## Problem to solve
Look for "Output" in each line of the entries, and return the matching lines.
----- Given data -----
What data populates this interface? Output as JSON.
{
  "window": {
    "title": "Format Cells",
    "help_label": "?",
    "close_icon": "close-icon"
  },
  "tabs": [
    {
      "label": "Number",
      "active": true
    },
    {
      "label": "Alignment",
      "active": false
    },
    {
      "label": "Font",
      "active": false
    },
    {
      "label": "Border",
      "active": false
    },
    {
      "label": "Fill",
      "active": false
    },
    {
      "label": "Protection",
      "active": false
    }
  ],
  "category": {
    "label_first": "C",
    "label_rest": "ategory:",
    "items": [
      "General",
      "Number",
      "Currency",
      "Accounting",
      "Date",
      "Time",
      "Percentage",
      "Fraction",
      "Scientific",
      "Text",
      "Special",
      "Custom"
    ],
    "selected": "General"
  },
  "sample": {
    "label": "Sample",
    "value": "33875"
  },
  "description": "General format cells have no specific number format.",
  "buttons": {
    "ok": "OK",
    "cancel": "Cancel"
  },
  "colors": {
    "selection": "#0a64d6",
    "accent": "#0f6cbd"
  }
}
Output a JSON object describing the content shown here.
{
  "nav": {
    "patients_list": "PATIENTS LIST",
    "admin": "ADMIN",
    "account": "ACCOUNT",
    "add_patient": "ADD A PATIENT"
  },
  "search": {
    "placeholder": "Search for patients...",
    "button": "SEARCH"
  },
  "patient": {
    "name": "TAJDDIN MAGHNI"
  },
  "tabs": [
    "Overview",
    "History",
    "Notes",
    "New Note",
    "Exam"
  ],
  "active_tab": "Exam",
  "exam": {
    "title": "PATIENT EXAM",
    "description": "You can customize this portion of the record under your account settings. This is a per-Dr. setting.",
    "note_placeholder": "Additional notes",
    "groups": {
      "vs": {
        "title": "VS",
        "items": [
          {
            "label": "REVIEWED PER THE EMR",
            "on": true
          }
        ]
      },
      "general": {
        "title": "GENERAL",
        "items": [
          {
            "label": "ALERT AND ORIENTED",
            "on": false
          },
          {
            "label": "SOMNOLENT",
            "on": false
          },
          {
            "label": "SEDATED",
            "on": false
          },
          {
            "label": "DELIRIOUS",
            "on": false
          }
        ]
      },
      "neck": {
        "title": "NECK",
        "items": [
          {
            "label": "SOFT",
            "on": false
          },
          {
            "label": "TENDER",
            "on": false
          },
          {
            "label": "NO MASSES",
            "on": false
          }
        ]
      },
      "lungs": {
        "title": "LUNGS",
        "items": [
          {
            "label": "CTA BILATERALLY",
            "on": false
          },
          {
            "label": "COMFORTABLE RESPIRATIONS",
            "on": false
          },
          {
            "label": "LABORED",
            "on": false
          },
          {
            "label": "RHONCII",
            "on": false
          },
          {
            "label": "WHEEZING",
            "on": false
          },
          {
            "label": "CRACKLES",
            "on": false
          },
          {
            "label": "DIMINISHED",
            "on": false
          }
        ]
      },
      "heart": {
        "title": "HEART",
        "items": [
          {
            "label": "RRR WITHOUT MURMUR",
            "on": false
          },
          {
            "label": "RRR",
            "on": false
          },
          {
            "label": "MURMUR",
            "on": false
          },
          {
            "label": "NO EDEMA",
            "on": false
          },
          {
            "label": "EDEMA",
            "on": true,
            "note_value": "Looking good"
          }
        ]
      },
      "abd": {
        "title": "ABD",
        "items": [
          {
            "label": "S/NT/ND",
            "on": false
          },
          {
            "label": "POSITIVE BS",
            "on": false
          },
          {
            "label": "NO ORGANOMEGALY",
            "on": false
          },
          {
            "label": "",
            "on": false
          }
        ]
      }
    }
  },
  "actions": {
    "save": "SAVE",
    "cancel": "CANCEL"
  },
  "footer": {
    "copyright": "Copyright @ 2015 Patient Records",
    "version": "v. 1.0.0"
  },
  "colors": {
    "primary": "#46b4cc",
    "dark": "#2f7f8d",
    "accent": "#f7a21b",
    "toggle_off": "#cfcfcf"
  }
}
-----
## Reply to the exercise
What data populates this interface? Output as JSON.
Output a JSON object describing the content shown here.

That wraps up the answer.